[start Excerpt to read]

Changes in SBVR's Meaning and Representation Vocabulary

Rob   van Haarst
Rob van Haarst Author, SBVR Made Easy Read Author Bio || Read All Articles by Rob van Haarst

Version 1.0 of OMG's formal specification "Semantics of Business Vocabulary and Business Rules" (SBVR) appeared in January 2008.  SBVR has recently been evolving:  Version 1.1 was published in September 2013 and Version 1.2 in November 2013.

How did it change?  It's an interesting question, especially of course for those who have done work on the basis of the original SBVR 1.0 but have not found the time to dive into the more recent versions.  More generally, looking at changes in SBVR provides an insight into the concerns of the OMG committee responsible for the specification.

This article shows how SBVR changed by summarizing the conceptual changes in SBVR's key Clause 8, which covers its Meaning and Representation Vocabulary.[1]  According to this clause, business meaning is embodied in noun concepts, verb concepts, questions, and propositions. 

In Clause 8, changes have occurred in three areas:

  • 'Object type' was replaced with 'general concept'.
  • 'Fact type' (and related concepts) was replaced with 'verb concept'.
  • Unitary concepts were introduced.

The easiest way to visualize the changes is to reproduce diagram fragments[2] from the respective SBVR versions.  SBVR 1.0 contained the diagram fragment shown in Figure 1.

Figure 1.  Meaning and Representation Vocabulary Clause 8.1 Diagram, SBVR 1.0 

SBVR 1.1 contained the diagram fragment shown in Figure 2.  Changes relative to the previous version are in bold.

Figure 2.  Meaning and Representation Vocabulary Clause 8.1 Diagram, SBVR 1.1 

SBVR 1.2 contains the following diagram fragment shown in Figure 3.

Figure 3.  Meaning and Representation Vocabulary Clause 8.1 Diagram, SBVR 1.2 

'Object type' was replaced with 'general concept'

'Object type' was a key concept in SBVR 1.0, defined as:

object type
  Definition: noun concept that classifies things on the basis of their common properties
    (SBVR 1.0, 8.1.1)

The 8.1 diagram shown in Figure 1 mentioned 'general concept' as a synonym of 'object type', but general concept was not formally declared as being part of the Meaning and Representation Vocabulary in SBVR 1.0.  In SBVR 1.1 and 1.2, 'object type' has been dropped and 'general concept' has taken its place, defined as:

general concept
  Definition: noun concept that classifies things on the basis of their common properties
    (SBVR 1.2, 8.1.1)

[end Excerpt to read]

◆ **Aim of the exercise**: Write out the SBVR article again from "The easiest way" up to and including "in Figure 3.", swapping "contained" for "included" each time it appears. The listing has no connection to the SBVR article.

[start Dataset]

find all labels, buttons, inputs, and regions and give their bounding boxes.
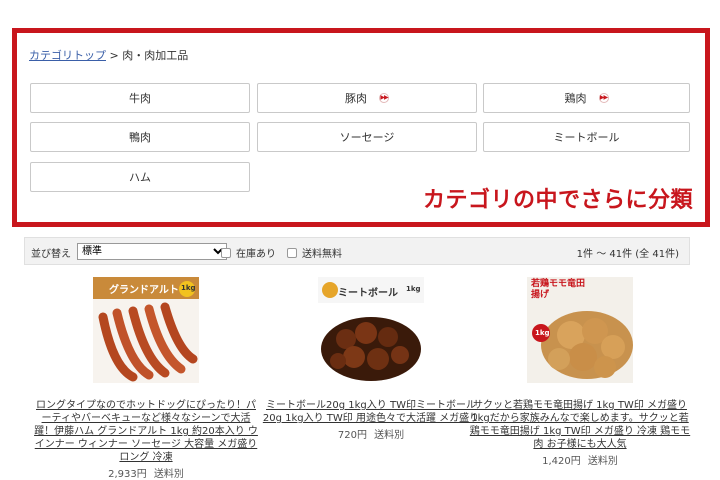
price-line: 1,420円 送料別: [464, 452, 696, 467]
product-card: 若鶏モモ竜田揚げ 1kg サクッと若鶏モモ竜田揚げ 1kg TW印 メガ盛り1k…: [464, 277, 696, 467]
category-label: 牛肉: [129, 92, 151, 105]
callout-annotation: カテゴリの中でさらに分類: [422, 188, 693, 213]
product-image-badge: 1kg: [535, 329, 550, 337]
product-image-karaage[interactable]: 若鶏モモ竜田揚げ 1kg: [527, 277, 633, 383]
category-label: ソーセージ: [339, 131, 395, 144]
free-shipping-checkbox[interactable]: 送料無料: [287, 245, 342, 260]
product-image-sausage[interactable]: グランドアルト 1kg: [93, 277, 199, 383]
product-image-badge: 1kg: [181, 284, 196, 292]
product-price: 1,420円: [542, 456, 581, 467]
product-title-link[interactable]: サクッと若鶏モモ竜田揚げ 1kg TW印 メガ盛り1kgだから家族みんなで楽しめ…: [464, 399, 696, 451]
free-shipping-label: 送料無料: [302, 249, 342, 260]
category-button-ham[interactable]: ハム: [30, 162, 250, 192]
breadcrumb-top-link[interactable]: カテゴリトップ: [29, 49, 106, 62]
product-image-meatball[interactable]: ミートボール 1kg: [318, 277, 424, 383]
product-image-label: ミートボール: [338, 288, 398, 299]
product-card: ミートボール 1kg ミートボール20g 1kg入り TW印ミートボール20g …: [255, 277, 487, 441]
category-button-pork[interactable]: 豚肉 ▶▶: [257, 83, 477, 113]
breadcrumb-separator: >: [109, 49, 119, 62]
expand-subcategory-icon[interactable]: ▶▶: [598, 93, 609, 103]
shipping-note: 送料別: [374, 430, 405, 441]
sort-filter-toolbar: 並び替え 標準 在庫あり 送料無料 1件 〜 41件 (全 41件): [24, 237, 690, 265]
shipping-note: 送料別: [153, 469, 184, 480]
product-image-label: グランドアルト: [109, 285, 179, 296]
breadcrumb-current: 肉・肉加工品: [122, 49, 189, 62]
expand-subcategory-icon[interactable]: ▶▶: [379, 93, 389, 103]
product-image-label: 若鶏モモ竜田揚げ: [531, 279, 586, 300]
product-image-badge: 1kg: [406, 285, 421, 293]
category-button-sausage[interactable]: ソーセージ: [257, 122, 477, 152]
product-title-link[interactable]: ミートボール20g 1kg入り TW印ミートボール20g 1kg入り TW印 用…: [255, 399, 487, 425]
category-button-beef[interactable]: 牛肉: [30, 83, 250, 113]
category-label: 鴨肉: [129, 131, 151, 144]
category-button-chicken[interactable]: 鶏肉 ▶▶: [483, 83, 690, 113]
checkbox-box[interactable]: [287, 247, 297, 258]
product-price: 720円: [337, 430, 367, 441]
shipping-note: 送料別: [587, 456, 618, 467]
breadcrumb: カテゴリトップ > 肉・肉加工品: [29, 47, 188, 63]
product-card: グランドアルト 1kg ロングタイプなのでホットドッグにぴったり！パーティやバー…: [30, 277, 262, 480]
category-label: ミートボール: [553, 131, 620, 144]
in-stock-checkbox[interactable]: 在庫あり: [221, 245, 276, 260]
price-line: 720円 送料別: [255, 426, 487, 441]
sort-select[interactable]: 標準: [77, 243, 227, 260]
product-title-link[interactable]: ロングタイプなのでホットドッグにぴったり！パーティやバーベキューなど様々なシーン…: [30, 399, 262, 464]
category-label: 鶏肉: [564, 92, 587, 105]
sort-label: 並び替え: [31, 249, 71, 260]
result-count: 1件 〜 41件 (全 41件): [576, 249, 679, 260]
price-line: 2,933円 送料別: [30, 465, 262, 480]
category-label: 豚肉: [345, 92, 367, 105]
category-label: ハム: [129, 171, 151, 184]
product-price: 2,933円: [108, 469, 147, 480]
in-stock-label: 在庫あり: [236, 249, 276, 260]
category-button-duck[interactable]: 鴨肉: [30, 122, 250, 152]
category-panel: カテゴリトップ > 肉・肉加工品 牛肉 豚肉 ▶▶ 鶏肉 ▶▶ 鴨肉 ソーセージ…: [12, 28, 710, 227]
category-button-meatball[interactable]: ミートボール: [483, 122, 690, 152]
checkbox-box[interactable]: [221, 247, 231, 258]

[end Dataset]
[start Dataset]

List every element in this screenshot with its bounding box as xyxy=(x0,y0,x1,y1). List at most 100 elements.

[end Dataset]

◆ **Complete response**:
The easiest way to visualize the changes is to reproduce diagram fragments[2] from the respective SBVR versions.  SBVR 1.0 included the diagram fragment shown in Figure 1.

Figure 1.  Meaning and Representation Vocabulary Clause 8.1 Diagram, SBVR 1.0 

SBVR 1.1 included the diagram fragment shown in Figure 2.  Changes relative to the previous version are in bold.

Figure 2.  Meaning and Representation Vocabulary Clause 8.1 Diagram, SBVR 1.1 

SBVR 1.2 contains the following diagram fragment shown in Figure 3.